→ **Exercise**
Will you output all of the data below exactly, omitting the images?

Extracted records:

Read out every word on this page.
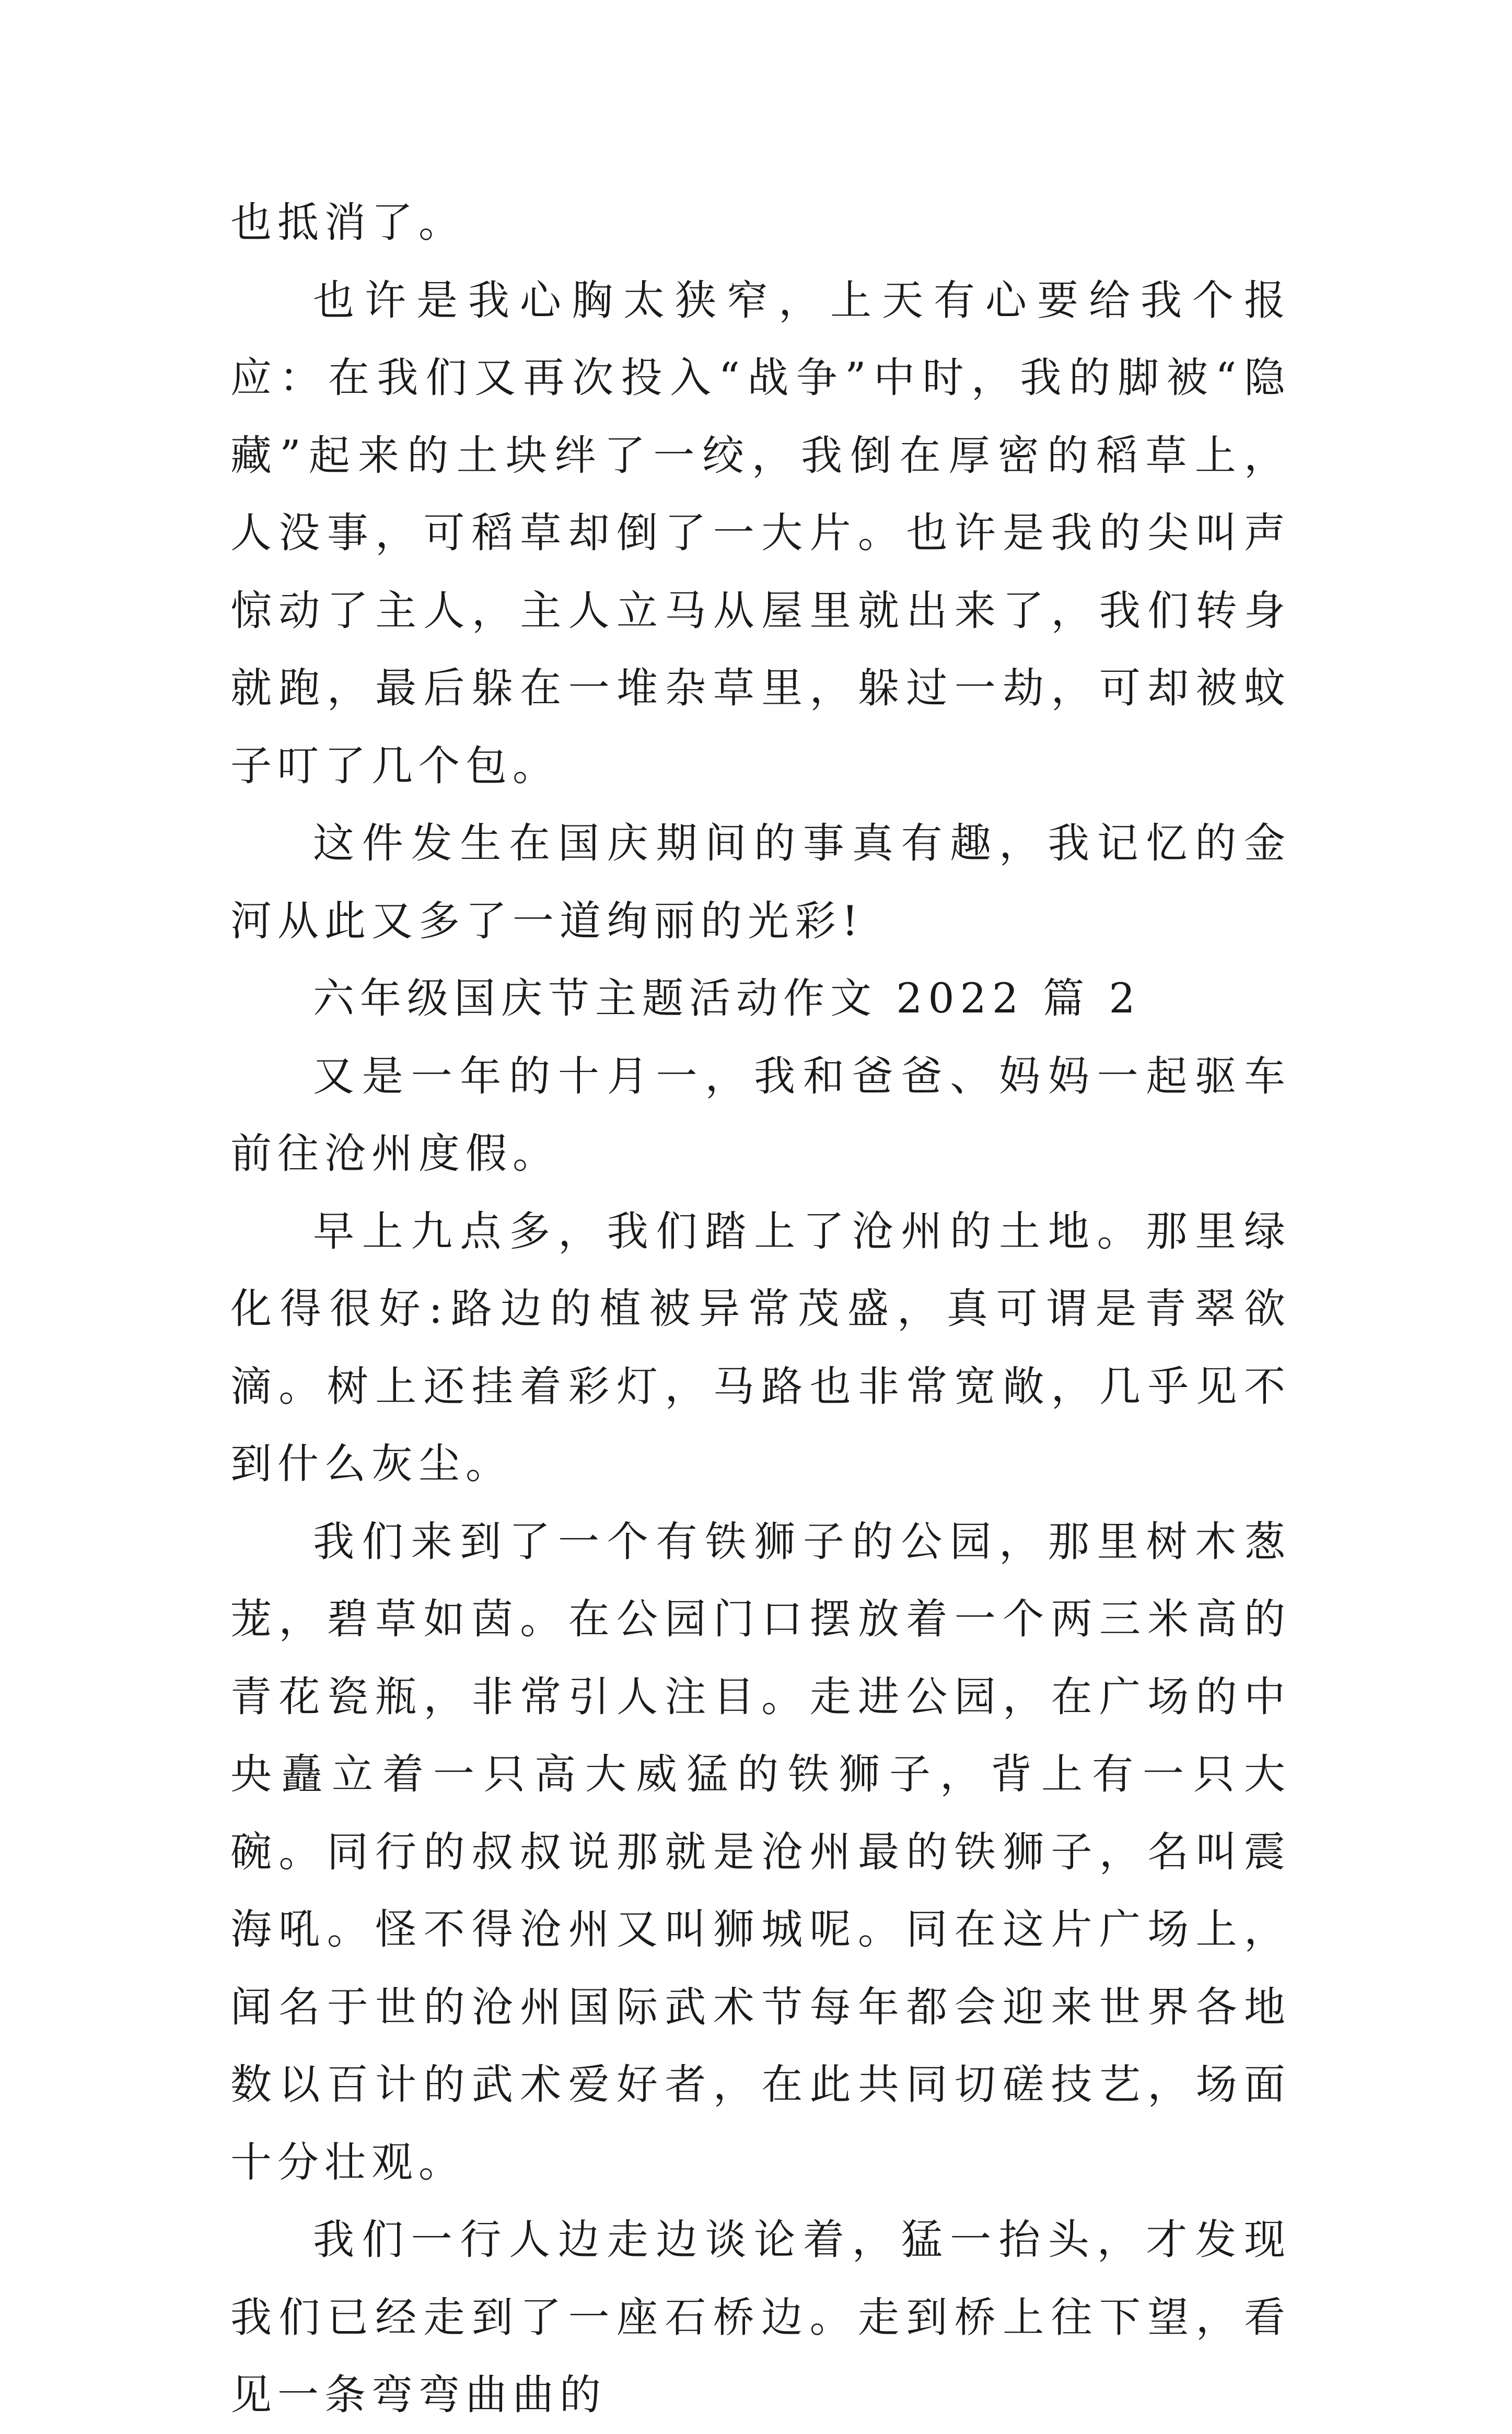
也抵消了。

也许是我心胸太狭窄，上天有心要给我个报应：在我们又再次投入“战争”中时，我的脚被“隐藏”起来的土块绊了一绞，我倒在厚密的稻草上，人没事，可稻草却倒了一大片。也许是我的尖叫声惊动了主人，主人立马从屋里就出来了，我们转身就跑，最后躲在一堆杂草里，躲过一劫，可却被蚊子叮了几个包。

这件发生在国庆期间的事真有趣，我记忆的金河从此又多了一道绚丽的光彩!

六年级国庆节主题活动作文 2022 篇 2

又是一年的十月一，我和爸爸、妈妈一起驱车前往沧州度假。

早上九点多，我们踏上了沧州的土地。那里绿化得很好:路边的植被异常茂盛，真可谓是青翠欲滴。树上还挂着彩灯，马路也非常宽敞，几乎见不到什么灰尘。

我们来到了一个有铁狮子的公园，那里树木葱茏，碧草如茵。在公园门口摆放着一个两三米高的青花瓷瓶，非常引人注目。走进公园，在广场的中央矗立着一只高大威猛的铁狮子，背上有一只大碗。同行的叔叔说那就是沧州最的铁狮子，名叫震海吼。怪不得沧州又叫狮城呢。同在这片广场上，闻名于世的沧州国际武术节每年都会迎来世界各地数以百计的武术爱好者，在此共同切磋技艺，场面十分壮观。

我们一行人边走边谈论着，猛一抬头，才发现我们已经走到了一座石桥边。走到桥上往下望，看见一条弯弯曲曲的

→ **Reply to the task**
Read out every word on this page.
也抵消了。

也许是我心胸太狭窄，上天有心要给我个报应：在我们又再次投入“战争”中时，我的脚被“隐藏”起来的土块绊了一绞，我倒在厚密的稻草上，人没事，可稻草却倒了一大片。也许是我的尖叫声惊动了主人，主人立马从屋里就出来了，我们转身就跑，最后躲在一堆杂草里，躲过一劫，可却被蚊子叮了几个包。

这件发生在国庆期间的事真有趣，我记忆的金河从此又多了一道绚丽的光彩!

六年级国庆节主题活动作文 2022 篇 2

又是一年的十月一，我和爸爸、妈妈一起驱车前往沧州度假。

早上九点多，我们踏上了沧州的土地。那里绿化得很好:路边的植被异常茂盛，真可谓是青翠欲滴。树上还挂着彩灯，马路也非常宽敞，几乎见不到什么灰尘。

我们来到了一个有铁狮子的公园，那里树木葱茏，碧草如茵。在公园门口摆放着一个两三米高的青花瓷瓶，非常引人注目。走进公园，在广场的中央矗立着一只高大威猛的铁狮子，背上有一只大碗。同行的叔叔说那就是沧州最的铁狮子，名叫震海吼。怪不得沧州又叫狮城呢。同在这片广场上，闻名于世的沧州国际武术节每年都会迎来世界各地数以百计的武术爱好者，在此共同切磋技艺，场面十分壮观。

我们一行人边走边谈论着，猛一抬头，才发现我们已经走到了一座石桥边。走到桥上往下望，看见一条弯弯曲曲的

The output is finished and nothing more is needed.